═════ PROVIDED ENTRIES ═════
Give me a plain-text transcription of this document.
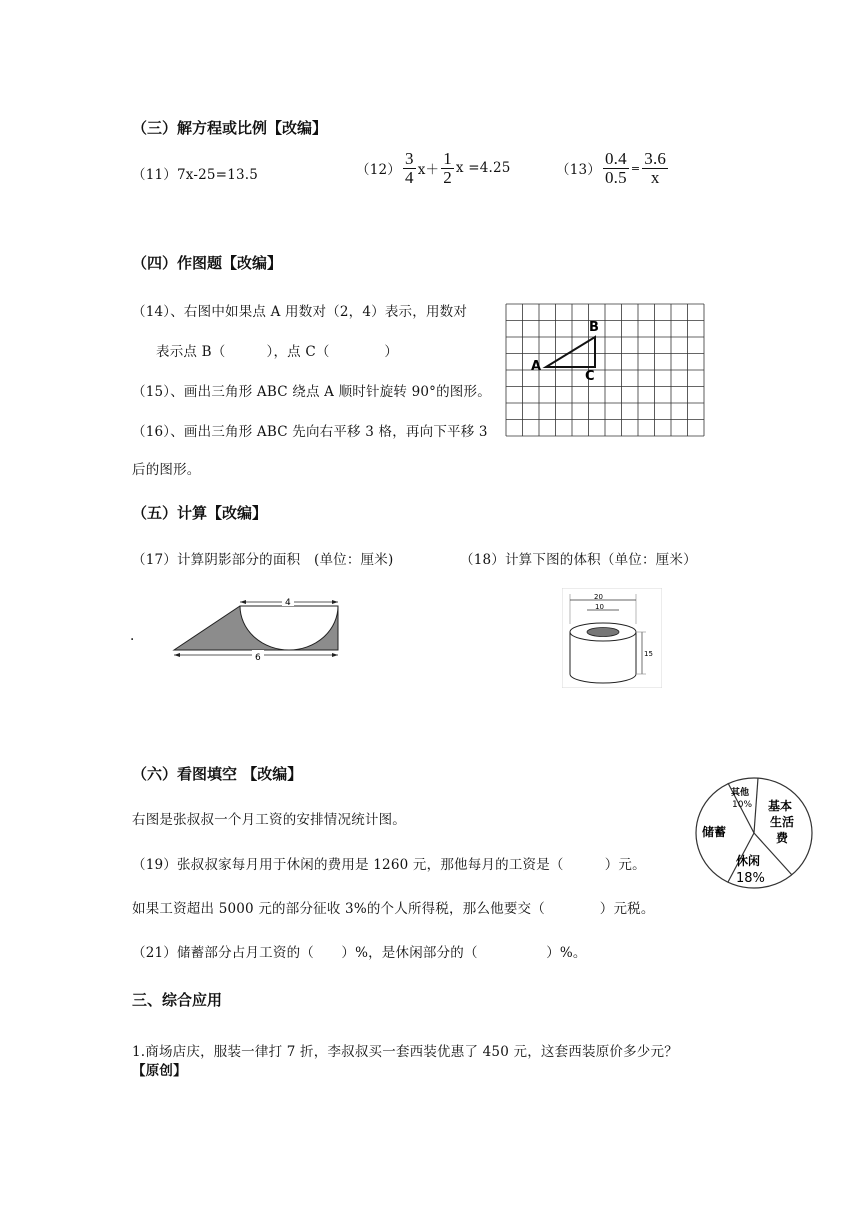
（三）解方程或比例【改编】
（11）7x-25=13.5	$(12) \frac{3}{4} x+ \frac{1}{2}$ x =4.25	$(13) \frac{0.4}{0.5} = \frac{3.6}{x}$
（四）作图题【改编】
（14）、右图中如果点 A 用数对（2，4）表示，用数对
表示点 B（　　　），点 C（　　　　）
（15）、画出三角形 ABC 绕点 A 顺时针旋转 90°的图形。
（16）、画出三角形 ABC 先向右平移 3 格，再向下平移 3
后的图形。
A
B
C
（五）计算【改编】
（17）计算阴影部分的面积　(单位：厘米)	（18）计算下图的体积（单位：厘米）
.
4
6
20
10
15
（六）看图填空 【改编】
右图是张叔叔一个月工资的安排情况统计图。
（19）张叔叔家每月用于休闲的费用是 1260 元，那他每月的工资是（　　　）元。
如果工资超出 5000 元的部分征收 3%的个人所得税，那么他要交（　　　　）元税。
（21）储蓄部分占月工资的（　　）%，是休闲部分的（　　　　　）%。
其他
10% 基本
生活
费
储蓄
休闲
18%
三、综合应用
1.商场店庆，服装一律打 7 折，李叔叔买一套西装优惠了 450 元，这套西装原价多少元？
【原创】
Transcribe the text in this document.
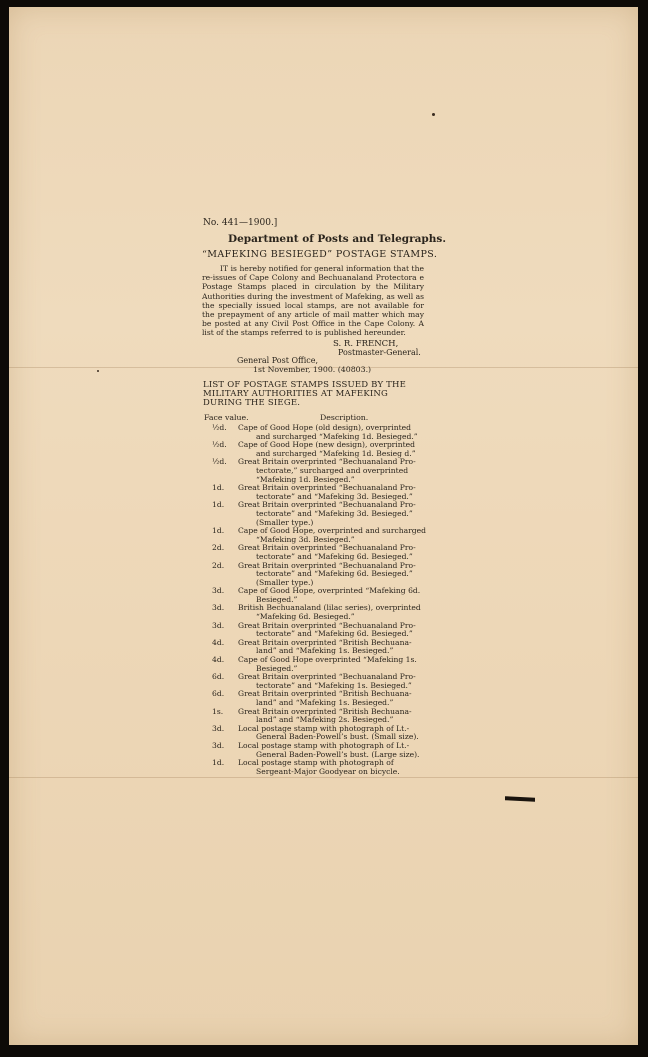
No. 441—1900.]
Department of Posts and Telegraphs.
“MAFEKING BESIEGED” POSTAGE STAMPS.
IT is hereby notified for general information that the re-issues of Cape Colony and Bechuanaland Protectora e Postage Stamps placed in circulation by the Military Authorities during the investment of Mafeking, as well as the specially issued local stamps, are not available for the prepayment of any article of mail matter which may be posted at any Civil Post Office in the Cape Colony. A list of the stamps referred to is published hereunder.
S. R. FRENCH,
Postmaster-General.
General Post Office,
1st November, 1900. (40803.)
LIST OF POSTAGE STAMPS ISSUED BY THE MILITARY AUTHORITIES AT MAFEKING DURING THE SIEGE.
Face value.	Description.
½d.	Cape of Good Hope (old design), overprinted
and surcharged “Mafeking 1d. Besieged.”
½d.	Cape of Good Hope (new design), overprinted
and surcharged “Mafeking 1d. Besieg d.”
½d.	Great Britain overprinted “Bechuanaland Pro-
tectorate,” surcharged and overprinted
“Mafeking 1d. Besieged.”
1d.	Great Britain overprinted “Bechuanaland Pro-
tectorate” and “Mafeking 3d. Besieged.”
1d.	Great Britain overprinted “Bechuanaland Pro-
tectorate” and “Mafeking 3d. Besieged.”
(Smaller type.)
1d.	Cape of Good Hope, overprinted and surcharged
“Mafeking 3d. Besieged.”
2d.	Great Britain overprinted “Bechuanaland Pro-
tectorate” and “Mafeking 6d. Besieged.”
2d.	Great Britain overprinted “Bechuanaland Pro-
tectorate” and “Mafeking 6d. Besieged.”
(Smaller type.)
3d.	Cape of Good Hope, overprinted “Mafeking 6d.
Besieged.”
3d.	British Bechuanaland (lilac series), overprinted
“Mafeking 6d. Besieged.”
3d.	Great Britain overprinted “Bechuanaland Pro-
tectorate” and “Mafeking 6d. Besieged.”
4d.	Great Britain overprinted “British Bechuana-
land” and “Mafeking 1s. Besieged.”
4d.	Cape of Good Hope overprinted “Mafeking 1s.
Besieged.”
6d.	Great Britain overprinted “Bechuanaland Pro-
tectorate” and “Mafeking 1s. Besieged.”
6d.	Great Britain overprinted “British Bechuana-
land” and “Mafeking 1s. Besieged.”
1s.	Great Britain overprinted “British Bechuana-
land” and “Mafeking 2s. Besieged.”
3d.	Local postage stamp with photograph of Lt.-
General Baden-Powell’s bust. (Small size).
3d.	Local postage stamp with photograph of Lt.-
General Baden-Powell’s bust. (Large size).
1d.	Local postage stamp with photograph of
Sergeant-Major Goodyear on bicycle.
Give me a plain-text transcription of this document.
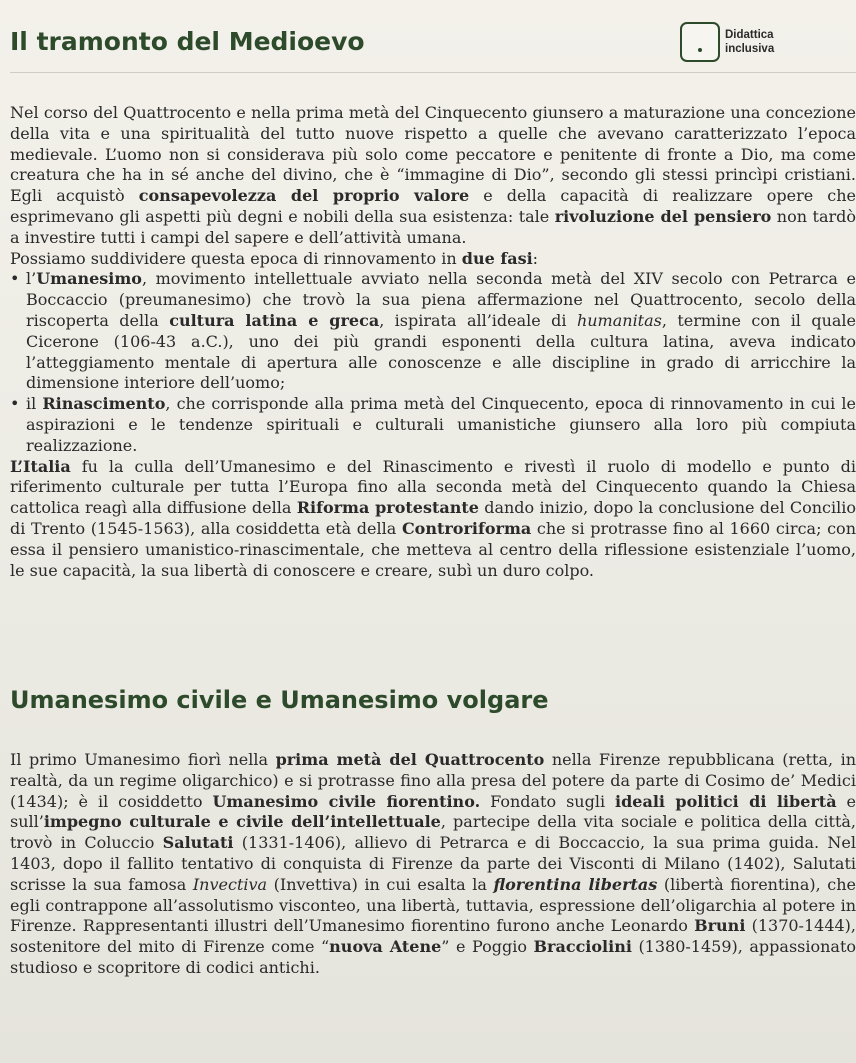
Il tramonto del Medioevo	Didattica
inclusiva

Nel corso del Quattrocento e nella prima metà del Cinquecento giunsero a maturazione una concezione della vita e una spiritualità del tutto nuove rispetto a quelle che avevano caratterizzato l’epoca medievale. L’uomo non si considerava più solo come peccatore e penitente di fronte a Dio, ma come creatura che ha in sé anche del divino, che è “immagine di Dio”, secondo gli stessi princìpi cristiani. Egli acquistò consapevolezza del proprio valore e della capacità di realizzare opere che esprimevano gli aspetti più degni e nobili della sua esistenza: tale rivoluzione del pensiero non tardò a investire tutti i campi del sapere e dell’attività umana.

Possiamo suddividere questa epoca di rinnovamento in due fasi:

• l’Umanesimo, movimento intellettuale avviato nella seconda metà del XIV secolo con Petrarca e Boccaccio (preumanesimo) che trovò la sua piena affermazione nel Quattrocento, secolo della riscoperta della cultura latina e greca, ispirata all’ideale di humanitas, termine con il quale Cicerone (106-43 a.C.), uno dei più grandi esponenti della cultura latina, aveva indicato l’atteggiamento mentale di apertura alle conoscenze e alle discipline in grado di arricchire la dimensione interiore dell’uomo;
• il Rinascimento, che corrisponde alla prima metà del Cinquecento, epoca di rinnovamento in cui le aspirazioni e le tendenze spirituali e culturali umanistiche giunsero alla loro più compiuta realizzazione.

L’Italia fu la culla dell’Umanesimo e del Rinascimento e rivestì il ruolo di modello e punto di riferimento culturale per tutta l’Europa fino alla seconda metà del Cinquecento quando la Chiesa cattolica reagì alla diffusione della Riforma protestante dando inizio, dopo la conclusione del Concilio di Trento (1545-1563), alla cosiddetta età della Controriforma che si protrasse fino al 1660 circa; con essa il pensiero umanistico-rinascimentale, che metteva al centro della riflessione esistenziale l’uomo, le sue capacità, la sua libertà di conoscere e creare, subì un duro colpo.

Umanesimo civile e Umanesimo volgare

Il primo Umanesimo fiorì nella prima metà del Quattrocento nella Firenze repubblicana (retta, in realtà, da un regime oligarchico) e si protrasse fino alla presa del potere da parte di Cosimo de’ Medici (1434); è il cosiddetto Umanesimo civile fiorentino. Fondato sugli ideali politici di libertà e sull’impegno culturale e civile dell’intellettuale, partecipe della vita sociale e politica della città, trovò in Coluccio Salutati (1331-1406), allievo di Petrarca e di Boccaccio, la sua prima guida. Nel 1403, dopo il fallito tentativo di conquista di Firenze da parte dei Visconti di Milano (1402), Salutati scrisse la sua famosa Invectiva (Invettiva) in cui esalta la florentina libertas (libertà fiorentina), che egli contrappone all’assolutismo visconteo, una libertà, tuttavia, espressione dell’oligarchia al potere in Firenze. Rappresentanti illustri dell’Umanesimo fiorentino furono anche Leonardo Bruni (1370-1444), sostenitore del mito di Firenze come “nuova Atene” e Poggio Bracciolini (1380-1459), appassionato studioso e scopritore di codici antichi.
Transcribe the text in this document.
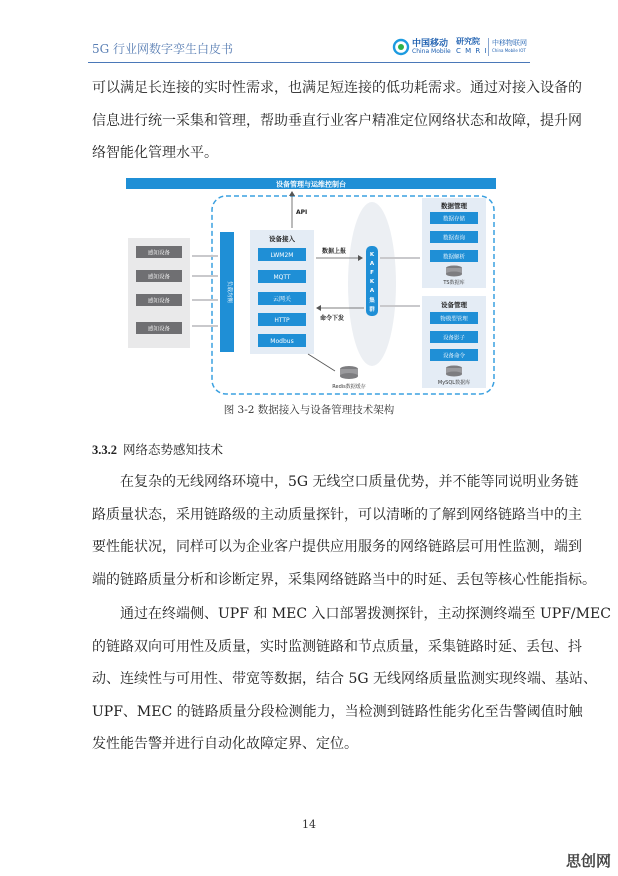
5G 行业网数字孪生白皮书	中国移动
China Mobile
研究院
C M R I
中移物联网
China Mobile IOT
可以满足长连接的实时性需求，也满足短连接的低功耗需求。通过对接入设备的
信息进行统一采集和管理，帮助垂直行业客户精准定位网络状态和故障，提升网
络智能化管理水平。
设备管理与运维控制台
感知设备
感知设备
感知设备
感知设备
负载均衡
设备接入
LWM2M
MQTT
云网关
HTTP
Modbus
API
K
A
F
K
A
集
群
数据上报
命令下发
Redis数据缓存
数据管理
数据存储
数据查询
数据解析
TS数据库
设备管理
物模型管理
设备影子
设备命令
MySQL数据库
图 3-2 数据接入与设备管理技术架构
3.3.2 网络态势感知技术
在复杂的无线网络环境中，5G 无线空口质量优势，并不能等同说明业务链
路质量状态，采用链路级的主动质量探针，可以清晰的了解到网络链路当中的主
要性能状况，同样可以为企业客户提供应用服务的网络链路层可用性监测，端到
端的链路质量分析和诊断定界，采集网络链路当中的时延、丢包等核心性能指标。
通过在终端侧、UPF 和 MEC 入口部署拨测探针，主动探测终端至 UPF/MEC
的链路双向可用性及质量，实时监测链路和节点质量，采集链路时延、丢包、抖
动、连续性与可用性、带宽等数据，结合 5G 无线网络质量监测实现终端、基站、
UPF、MEC 的链路质量分段检测能力，当检测到链路性能劣化至告警阈值时触
发性能告警并进行自动化故障定界、定位。
14
思创网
═════
WORK TO BE COMPLETED
Select every line of the records holding the string "Office".

FULL OUTPUT
IT is hereby notified for general information that the re-issues of Cape Colony and Bechuanaland Protectora e Postage Stamps placed in circulation by the Military Authorities during the investment of Mafeking, as well as the specially issued local stamps, are not available for the prepayment of any article of mail matter which may be posted at any Civil Post Office in the Cape Colony. A list of the stamps referred to is published hereunder.
General Post Office,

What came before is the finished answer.